BRIEF
Copy the material below, replacing every "interactable" with "clickable" and changing nothing else. Leave the pictures out of your copy.

[start of THE RECORDS]

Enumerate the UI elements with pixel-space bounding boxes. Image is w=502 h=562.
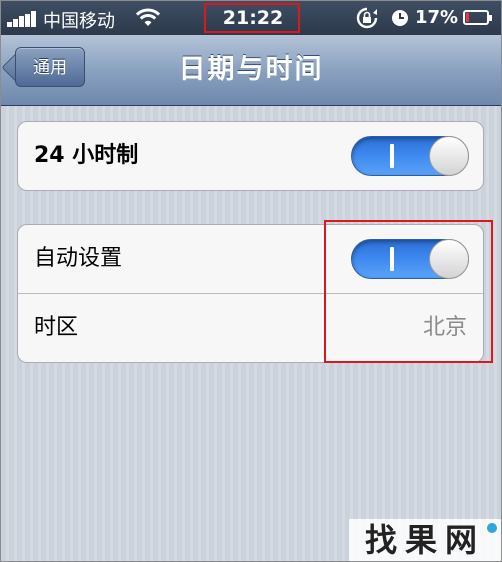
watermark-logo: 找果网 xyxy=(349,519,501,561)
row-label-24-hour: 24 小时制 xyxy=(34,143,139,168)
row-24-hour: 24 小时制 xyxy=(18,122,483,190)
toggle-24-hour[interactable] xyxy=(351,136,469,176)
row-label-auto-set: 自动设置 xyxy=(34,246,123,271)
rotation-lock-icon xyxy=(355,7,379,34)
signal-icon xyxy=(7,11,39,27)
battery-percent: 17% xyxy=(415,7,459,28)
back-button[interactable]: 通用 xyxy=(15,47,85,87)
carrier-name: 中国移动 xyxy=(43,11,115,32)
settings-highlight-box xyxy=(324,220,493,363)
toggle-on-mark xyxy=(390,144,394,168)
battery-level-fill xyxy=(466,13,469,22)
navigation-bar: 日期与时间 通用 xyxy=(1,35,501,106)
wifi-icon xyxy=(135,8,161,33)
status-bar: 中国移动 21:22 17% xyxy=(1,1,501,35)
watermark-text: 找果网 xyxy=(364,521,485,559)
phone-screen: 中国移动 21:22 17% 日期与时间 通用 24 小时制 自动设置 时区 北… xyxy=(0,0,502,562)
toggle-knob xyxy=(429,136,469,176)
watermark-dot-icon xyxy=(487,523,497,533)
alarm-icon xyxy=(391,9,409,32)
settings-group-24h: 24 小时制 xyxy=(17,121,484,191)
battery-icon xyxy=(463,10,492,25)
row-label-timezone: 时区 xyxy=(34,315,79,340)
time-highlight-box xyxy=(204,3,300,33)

[end of THE RECORDS]

ANSWER IN FULL
Enumerate the UI elements with pixel-space bounding boxes. Image is w=502 h=562.
watermark-logo: 找果网 xyxy=(349,519,501,561)
row-label-24-hour: 24 小时制 xyxy=(34,143,139,168)
row-24-hour: 24 小时制 xyxy=(18,122,483,190)
toggle-24-hour[clickable] xyxy=(351,136,469,176)
row-label-auto-set: 自动设置 xyxy=(34,246,123,271)
rotation-lock-icon xyxy=(355,7,379,34)
signal-icon xyxy=(7,11,39,27)
battery-percent: 17% xyxy=(415,7,459,28)
back-button[clickable]: 通用 xyxy=(15,47,85,87)
carrier-name: 中国移动 xyxy=(43,11,115,32)
settings-highlight-box xyxy=(324,220,493,363)
toggle-on-mark xyxy=(390,144,394,168)
battery-level-fill xyxy=(466,13,469,22)
navigation-bar: 日期与时间 通用 xyxy=(1,35,501,106)
wifi-icon xyxy=(135,8,161,33)
status-bar: 中国移动 21:22 17% xyxy=(1,1,501,35)
watermark-text: 找果网 xyxy=(364,521,485,559)
phone-screen: 中国移动 21:22 17% 日期与时间 通用 24 小时制 自动设置 时区 北… xyxy=(0,0,502,562)
toggle-knob xyxy=(429,136,469,176)
watermark-dot-icon xyxy=(487,523,497,533)
alarm-icon xyxy=(391,9,409,32)
settings-group-24h: 24 小时制 xyxy=(17,121,484,191)
battery-icon xyxy=(463,10,492,25)
row-label-timezone: 时区 xyxy=(34,315,79,340)
time-highlight-box xyxy=(204,3,300,33)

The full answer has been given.